= Task prompt =
Find the lines with "title" in them and copy them out.

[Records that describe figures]
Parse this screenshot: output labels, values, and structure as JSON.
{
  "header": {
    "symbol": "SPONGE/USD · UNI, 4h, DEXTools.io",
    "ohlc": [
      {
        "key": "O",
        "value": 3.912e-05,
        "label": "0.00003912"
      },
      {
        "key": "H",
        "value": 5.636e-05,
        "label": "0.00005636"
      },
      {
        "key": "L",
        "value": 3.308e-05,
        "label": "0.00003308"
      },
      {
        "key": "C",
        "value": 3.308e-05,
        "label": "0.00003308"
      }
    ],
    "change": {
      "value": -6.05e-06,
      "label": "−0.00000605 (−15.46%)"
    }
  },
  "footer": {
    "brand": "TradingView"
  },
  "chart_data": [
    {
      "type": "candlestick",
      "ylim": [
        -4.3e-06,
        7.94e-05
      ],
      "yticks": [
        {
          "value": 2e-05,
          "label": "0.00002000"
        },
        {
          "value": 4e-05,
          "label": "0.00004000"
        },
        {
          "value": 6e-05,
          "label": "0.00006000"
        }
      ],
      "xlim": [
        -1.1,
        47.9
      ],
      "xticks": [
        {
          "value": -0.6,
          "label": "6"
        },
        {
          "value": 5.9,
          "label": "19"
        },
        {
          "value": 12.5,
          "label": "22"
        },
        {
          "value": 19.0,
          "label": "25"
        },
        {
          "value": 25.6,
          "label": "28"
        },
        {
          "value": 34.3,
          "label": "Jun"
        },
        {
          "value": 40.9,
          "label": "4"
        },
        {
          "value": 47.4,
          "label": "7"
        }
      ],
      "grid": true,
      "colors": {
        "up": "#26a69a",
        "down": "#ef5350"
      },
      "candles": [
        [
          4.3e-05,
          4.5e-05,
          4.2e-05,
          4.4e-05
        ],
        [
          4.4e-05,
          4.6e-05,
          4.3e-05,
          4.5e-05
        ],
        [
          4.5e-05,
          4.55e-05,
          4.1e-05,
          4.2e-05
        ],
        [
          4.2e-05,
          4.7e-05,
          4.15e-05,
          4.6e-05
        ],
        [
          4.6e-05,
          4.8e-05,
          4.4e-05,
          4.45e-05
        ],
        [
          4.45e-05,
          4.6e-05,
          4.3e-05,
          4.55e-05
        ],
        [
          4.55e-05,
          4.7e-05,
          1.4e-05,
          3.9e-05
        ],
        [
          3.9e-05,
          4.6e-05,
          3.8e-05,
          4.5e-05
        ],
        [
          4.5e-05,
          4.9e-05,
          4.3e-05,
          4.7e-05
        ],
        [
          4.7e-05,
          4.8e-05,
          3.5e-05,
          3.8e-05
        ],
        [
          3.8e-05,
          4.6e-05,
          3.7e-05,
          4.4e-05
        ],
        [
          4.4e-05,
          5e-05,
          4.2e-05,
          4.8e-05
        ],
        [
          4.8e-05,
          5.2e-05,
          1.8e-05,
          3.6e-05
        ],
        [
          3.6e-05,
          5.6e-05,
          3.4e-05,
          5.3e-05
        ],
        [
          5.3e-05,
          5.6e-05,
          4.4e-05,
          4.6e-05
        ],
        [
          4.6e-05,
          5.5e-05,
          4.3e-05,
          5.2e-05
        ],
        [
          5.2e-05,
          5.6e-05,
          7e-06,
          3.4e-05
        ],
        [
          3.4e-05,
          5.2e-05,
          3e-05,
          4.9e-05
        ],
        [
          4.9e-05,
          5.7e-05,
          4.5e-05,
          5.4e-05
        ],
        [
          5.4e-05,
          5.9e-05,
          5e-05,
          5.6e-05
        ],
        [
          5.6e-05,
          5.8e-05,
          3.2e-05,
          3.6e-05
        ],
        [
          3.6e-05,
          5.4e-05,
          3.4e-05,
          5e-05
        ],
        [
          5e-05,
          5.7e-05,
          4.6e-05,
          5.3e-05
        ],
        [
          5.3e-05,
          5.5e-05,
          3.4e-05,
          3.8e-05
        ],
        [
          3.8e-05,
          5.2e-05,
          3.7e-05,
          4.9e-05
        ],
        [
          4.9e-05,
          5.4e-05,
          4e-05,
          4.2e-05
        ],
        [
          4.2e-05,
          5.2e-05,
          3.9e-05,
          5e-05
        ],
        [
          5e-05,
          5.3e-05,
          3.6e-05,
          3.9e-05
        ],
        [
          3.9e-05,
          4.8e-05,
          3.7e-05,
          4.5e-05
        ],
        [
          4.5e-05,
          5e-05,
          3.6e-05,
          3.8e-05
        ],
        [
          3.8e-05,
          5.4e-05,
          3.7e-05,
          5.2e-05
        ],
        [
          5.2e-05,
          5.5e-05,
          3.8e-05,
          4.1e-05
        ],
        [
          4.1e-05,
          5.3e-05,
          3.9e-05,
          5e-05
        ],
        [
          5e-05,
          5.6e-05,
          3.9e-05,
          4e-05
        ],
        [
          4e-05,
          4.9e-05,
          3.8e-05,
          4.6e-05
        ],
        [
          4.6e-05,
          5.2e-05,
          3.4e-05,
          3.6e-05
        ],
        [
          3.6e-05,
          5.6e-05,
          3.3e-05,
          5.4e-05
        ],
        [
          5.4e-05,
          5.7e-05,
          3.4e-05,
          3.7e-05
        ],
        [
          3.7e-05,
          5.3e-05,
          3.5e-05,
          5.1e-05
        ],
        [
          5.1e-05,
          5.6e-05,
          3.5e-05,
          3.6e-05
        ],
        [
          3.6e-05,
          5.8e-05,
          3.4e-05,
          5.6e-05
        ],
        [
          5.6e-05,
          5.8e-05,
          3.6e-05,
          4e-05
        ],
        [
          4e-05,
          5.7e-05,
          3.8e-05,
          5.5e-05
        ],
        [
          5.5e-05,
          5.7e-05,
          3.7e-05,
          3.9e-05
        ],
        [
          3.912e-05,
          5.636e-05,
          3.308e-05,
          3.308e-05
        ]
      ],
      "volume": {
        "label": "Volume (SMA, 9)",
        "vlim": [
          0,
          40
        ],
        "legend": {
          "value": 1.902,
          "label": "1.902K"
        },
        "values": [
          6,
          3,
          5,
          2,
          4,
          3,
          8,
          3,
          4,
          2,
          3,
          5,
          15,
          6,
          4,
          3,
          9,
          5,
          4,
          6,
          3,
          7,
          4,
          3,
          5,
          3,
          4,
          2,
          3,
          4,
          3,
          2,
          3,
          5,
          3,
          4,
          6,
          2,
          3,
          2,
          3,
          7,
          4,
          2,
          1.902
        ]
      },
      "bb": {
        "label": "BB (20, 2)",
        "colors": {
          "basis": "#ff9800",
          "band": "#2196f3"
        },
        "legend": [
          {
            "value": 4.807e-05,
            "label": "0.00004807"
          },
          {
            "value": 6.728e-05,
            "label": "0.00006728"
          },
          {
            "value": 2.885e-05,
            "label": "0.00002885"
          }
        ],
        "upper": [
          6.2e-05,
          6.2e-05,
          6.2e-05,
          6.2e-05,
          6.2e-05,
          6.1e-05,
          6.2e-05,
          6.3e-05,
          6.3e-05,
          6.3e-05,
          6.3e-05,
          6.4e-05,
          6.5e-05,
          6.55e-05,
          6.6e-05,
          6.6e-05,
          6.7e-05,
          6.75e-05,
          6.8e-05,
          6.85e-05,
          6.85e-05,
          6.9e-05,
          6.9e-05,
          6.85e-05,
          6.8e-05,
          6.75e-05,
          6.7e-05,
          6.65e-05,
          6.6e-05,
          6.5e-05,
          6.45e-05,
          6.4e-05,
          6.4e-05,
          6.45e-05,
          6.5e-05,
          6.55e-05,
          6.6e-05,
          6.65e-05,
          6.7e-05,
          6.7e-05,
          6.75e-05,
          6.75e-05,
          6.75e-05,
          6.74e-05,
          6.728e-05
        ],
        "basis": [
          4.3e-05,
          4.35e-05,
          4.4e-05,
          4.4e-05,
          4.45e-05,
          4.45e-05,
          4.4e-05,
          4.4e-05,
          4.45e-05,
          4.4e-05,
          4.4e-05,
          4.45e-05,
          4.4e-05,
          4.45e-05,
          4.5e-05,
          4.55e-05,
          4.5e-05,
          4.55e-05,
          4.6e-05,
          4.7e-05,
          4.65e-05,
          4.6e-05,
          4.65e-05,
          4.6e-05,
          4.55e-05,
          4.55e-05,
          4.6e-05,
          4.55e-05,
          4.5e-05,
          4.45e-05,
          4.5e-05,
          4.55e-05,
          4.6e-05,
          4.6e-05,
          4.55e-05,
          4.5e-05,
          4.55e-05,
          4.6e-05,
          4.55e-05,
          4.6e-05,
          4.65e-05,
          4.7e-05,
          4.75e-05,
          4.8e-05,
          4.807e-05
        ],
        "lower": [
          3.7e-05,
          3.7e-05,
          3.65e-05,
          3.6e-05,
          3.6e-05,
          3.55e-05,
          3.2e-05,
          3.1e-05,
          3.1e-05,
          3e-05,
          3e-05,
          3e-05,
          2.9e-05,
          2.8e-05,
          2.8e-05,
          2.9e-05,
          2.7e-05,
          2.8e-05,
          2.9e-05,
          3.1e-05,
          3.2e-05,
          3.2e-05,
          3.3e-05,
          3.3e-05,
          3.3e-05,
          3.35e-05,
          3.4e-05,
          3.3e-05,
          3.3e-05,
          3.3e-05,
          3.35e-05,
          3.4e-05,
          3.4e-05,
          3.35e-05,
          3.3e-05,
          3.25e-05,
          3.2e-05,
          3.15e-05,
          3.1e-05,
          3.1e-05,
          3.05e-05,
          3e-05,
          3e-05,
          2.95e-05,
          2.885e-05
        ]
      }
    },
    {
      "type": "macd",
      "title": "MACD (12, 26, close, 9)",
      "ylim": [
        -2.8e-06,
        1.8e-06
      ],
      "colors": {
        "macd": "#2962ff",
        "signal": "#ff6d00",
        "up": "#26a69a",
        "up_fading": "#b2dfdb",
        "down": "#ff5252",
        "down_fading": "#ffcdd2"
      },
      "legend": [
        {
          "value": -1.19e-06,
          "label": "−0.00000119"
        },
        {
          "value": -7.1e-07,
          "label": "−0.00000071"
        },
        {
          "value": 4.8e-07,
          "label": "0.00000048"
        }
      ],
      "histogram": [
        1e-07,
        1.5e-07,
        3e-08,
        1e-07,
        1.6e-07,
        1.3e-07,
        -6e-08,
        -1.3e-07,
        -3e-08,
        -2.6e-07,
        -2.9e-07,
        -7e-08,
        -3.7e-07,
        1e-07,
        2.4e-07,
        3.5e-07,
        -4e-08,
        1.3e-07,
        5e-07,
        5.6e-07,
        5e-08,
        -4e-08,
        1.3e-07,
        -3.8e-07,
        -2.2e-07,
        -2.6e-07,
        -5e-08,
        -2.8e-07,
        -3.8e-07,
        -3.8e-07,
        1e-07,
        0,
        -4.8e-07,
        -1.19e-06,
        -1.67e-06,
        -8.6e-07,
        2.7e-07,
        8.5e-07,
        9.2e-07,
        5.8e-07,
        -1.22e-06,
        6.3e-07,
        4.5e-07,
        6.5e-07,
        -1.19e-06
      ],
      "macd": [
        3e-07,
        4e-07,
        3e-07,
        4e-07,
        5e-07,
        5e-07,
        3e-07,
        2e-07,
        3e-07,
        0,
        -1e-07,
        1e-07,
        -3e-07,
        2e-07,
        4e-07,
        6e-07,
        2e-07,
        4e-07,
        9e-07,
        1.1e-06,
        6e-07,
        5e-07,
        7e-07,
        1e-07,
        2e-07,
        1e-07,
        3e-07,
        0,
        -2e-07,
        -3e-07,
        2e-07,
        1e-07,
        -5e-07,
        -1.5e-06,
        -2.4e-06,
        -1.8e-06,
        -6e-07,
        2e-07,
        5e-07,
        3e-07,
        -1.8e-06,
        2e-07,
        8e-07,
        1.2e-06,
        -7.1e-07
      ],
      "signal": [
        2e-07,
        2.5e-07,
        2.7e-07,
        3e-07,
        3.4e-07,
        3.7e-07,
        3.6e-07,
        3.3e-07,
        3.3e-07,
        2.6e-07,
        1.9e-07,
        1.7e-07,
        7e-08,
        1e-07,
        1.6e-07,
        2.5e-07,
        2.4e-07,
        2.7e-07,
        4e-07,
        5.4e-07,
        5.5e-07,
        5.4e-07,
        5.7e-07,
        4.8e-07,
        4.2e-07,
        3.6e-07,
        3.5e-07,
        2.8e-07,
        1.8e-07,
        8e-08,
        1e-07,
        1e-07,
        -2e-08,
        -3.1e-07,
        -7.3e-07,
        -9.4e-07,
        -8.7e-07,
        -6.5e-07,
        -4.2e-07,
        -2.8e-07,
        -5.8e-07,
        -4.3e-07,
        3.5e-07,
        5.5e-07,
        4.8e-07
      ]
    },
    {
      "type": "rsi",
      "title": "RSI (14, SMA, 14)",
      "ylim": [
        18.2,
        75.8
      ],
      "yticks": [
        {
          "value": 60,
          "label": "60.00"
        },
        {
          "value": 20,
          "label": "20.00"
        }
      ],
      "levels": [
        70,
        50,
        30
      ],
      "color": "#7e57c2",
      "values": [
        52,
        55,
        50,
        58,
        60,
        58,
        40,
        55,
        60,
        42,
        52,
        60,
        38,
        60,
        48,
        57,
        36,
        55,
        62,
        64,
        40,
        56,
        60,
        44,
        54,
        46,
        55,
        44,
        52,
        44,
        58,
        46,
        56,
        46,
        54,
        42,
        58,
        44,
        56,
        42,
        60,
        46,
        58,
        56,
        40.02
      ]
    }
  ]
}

= Result for this task =
      "title": "MACD (12, 26, close, 9)",
      "title": "RSI (14, SMA, 14)",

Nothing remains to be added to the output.